## AIM OF THE EXERCISE:
Convert the listing lines into a numbered list, starting at the first line of the listing and ending at the line that contains "footnote-1-text: note bas". Include both of those lines and leave out any blank lines.
>> START DATA SUPPLIED
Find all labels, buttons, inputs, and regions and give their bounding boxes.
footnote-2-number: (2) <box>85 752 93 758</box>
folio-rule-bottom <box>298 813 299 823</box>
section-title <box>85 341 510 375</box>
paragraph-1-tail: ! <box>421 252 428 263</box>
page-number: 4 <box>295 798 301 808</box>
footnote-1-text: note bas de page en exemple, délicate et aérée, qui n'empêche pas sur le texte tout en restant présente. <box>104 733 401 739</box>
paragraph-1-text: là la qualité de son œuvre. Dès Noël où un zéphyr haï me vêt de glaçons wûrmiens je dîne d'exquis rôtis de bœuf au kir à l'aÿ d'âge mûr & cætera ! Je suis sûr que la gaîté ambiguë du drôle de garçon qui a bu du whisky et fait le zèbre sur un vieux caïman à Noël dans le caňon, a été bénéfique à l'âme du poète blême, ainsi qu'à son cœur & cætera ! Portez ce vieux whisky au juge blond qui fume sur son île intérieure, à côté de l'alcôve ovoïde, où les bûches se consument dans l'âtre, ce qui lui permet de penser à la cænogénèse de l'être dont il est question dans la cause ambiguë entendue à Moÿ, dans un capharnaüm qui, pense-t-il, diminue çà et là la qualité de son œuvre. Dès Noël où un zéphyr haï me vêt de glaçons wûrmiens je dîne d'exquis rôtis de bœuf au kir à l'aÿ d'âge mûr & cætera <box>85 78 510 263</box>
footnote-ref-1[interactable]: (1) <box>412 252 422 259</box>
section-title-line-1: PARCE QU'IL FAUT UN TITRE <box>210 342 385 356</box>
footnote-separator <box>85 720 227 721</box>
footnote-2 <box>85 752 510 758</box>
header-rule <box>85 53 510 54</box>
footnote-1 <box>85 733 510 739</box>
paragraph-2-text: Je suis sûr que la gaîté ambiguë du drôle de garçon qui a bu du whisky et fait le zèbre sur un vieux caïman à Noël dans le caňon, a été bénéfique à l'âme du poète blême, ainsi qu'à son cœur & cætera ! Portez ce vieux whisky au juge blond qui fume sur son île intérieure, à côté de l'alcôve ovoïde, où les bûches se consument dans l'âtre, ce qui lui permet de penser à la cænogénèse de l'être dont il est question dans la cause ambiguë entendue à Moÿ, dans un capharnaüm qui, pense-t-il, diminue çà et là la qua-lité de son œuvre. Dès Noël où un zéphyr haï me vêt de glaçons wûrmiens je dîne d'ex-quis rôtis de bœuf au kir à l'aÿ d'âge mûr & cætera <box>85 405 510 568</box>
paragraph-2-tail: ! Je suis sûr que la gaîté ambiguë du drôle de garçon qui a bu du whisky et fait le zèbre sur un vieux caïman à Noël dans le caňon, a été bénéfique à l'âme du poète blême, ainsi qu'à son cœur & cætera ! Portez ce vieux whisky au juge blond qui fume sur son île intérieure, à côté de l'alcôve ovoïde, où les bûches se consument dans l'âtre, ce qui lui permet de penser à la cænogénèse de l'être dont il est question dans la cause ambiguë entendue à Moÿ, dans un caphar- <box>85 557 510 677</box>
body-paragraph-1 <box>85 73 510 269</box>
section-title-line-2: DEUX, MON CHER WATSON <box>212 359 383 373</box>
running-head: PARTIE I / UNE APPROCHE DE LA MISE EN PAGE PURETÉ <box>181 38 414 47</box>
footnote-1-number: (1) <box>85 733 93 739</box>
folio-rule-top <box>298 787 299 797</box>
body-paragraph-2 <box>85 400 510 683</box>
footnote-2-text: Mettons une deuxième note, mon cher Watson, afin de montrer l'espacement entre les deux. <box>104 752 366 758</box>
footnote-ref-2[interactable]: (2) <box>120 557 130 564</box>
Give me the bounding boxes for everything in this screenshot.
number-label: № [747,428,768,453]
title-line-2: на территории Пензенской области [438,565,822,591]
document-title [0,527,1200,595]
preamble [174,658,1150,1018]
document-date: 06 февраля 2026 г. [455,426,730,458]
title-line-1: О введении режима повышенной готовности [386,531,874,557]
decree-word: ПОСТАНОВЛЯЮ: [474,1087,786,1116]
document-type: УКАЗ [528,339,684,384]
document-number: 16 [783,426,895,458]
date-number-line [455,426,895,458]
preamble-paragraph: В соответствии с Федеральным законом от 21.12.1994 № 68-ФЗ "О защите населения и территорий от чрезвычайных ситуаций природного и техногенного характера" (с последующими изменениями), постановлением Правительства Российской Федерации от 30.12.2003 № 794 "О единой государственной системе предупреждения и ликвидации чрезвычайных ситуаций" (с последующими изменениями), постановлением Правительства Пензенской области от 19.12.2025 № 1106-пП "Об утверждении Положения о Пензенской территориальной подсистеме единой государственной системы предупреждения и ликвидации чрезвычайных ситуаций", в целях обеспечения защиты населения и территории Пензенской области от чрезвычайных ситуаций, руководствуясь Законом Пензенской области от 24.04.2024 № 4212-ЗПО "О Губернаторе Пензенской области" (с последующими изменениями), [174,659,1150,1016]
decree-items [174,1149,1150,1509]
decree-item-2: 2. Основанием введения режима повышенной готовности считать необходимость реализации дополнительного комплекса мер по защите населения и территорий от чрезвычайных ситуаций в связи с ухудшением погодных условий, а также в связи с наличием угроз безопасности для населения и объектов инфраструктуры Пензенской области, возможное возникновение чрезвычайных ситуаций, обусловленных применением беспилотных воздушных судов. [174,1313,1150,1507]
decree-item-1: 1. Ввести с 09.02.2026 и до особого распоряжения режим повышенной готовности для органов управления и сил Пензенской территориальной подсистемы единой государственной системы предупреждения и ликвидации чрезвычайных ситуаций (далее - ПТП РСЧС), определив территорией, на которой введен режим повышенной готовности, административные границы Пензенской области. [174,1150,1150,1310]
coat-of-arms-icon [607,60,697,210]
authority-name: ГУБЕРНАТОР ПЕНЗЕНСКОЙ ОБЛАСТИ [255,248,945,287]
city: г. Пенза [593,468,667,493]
>> END DATA SUPPLIED
## EXERCISE RESPONSE:
1. Find all labels, buttons, inputs, and regions and give their bounding boxes.
2. footnote-2-number: (2) <box>85 752 93 758</box>
3. folio-rule-bottom <box>298 813 299 823</box>
4. section-title <box>85 341 510 375</box>
5. paragraph-1-tail: ! <box>421 252 428 263</box>
6. page-number: 4 <box>295 798 301 808</box>
7. footnote-1-text: note bas de page en exemple, délicate et aérée, qui n'empêche pas sur le texte tout en restant présente. <box>104 733 401 739</box>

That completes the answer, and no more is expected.